═══ Exercise data ═══
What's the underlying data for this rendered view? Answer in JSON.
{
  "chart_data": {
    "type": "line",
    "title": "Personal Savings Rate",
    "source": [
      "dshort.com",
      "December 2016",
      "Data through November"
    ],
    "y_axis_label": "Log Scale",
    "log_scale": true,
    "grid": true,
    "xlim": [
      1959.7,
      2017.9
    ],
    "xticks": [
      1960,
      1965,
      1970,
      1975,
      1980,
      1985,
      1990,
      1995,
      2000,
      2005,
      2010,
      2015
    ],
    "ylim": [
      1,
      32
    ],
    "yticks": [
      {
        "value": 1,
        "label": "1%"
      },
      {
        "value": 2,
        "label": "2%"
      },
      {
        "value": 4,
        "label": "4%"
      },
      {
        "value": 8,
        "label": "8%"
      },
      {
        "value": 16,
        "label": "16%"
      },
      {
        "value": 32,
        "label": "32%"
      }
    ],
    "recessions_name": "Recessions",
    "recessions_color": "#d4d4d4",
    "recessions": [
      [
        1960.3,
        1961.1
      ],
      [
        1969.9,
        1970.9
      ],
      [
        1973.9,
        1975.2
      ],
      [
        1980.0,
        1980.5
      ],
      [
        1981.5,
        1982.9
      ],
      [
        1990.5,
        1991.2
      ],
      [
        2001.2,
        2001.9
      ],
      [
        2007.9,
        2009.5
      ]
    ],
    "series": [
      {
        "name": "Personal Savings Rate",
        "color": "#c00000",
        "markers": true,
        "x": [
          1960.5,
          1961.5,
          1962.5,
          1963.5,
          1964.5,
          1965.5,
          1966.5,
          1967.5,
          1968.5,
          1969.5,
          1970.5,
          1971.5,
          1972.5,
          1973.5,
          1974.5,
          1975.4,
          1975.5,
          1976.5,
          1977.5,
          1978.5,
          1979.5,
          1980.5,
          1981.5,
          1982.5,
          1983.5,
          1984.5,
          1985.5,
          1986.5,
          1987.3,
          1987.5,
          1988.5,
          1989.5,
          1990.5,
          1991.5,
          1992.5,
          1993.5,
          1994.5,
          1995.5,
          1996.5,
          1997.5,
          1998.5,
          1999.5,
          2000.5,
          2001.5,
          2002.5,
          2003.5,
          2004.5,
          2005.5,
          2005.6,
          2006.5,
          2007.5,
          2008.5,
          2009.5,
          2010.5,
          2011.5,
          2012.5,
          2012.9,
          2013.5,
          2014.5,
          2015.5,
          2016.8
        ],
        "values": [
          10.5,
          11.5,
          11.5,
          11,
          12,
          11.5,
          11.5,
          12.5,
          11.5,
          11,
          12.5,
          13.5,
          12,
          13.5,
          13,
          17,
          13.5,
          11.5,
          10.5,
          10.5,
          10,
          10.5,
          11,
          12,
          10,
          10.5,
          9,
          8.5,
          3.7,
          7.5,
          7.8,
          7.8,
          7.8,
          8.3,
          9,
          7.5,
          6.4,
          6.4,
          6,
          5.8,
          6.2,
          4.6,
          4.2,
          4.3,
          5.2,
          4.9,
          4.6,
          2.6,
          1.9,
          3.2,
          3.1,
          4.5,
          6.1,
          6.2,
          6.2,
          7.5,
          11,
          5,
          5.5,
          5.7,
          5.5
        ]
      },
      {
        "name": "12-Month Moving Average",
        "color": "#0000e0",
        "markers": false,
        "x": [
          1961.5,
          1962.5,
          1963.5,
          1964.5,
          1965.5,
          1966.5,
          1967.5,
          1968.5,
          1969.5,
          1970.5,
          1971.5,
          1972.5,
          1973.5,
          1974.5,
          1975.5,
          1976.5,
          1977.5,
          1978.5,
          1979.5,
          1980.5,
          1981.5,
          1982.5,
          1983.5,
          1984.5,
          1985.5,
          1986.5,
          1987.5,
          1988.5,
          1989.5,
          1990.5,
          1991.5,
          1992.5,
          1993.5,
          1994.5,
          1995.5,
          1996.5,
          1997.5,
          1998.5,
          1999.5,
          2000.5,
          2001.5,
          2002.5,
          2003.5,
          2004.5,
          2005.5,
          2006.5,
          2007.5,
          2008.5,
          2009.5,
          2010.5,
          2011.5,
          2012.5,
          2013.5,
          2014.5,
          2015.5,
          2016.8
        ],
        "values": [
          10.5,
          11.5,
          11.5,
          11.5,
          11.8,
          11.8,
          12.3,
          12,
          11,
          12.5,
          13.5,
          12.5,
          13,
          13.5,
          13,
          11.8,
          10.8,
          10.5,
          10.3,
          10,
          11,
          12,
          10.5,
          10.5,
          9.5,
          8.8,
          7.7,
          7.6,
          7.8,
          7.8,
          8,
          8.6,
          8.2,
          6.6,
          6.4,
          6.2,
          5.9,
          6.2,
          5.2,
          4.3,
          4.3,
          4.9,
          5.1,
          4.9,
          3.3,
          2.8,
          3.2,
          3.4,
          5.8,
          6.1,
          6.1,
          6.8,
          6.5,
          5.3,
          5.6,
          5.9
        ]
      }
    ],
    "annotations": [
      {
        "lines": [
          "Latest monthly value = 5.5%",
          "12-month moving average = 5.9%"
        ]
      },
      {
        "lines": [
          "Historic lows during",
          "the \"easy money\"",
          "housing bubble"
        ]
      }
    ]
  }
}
═══
From the listing above, copy every line that includes the word "Rate".

-- Exercise response --
    "title": "Personal Savings Rate",
        "name": "Personal Savings Rate",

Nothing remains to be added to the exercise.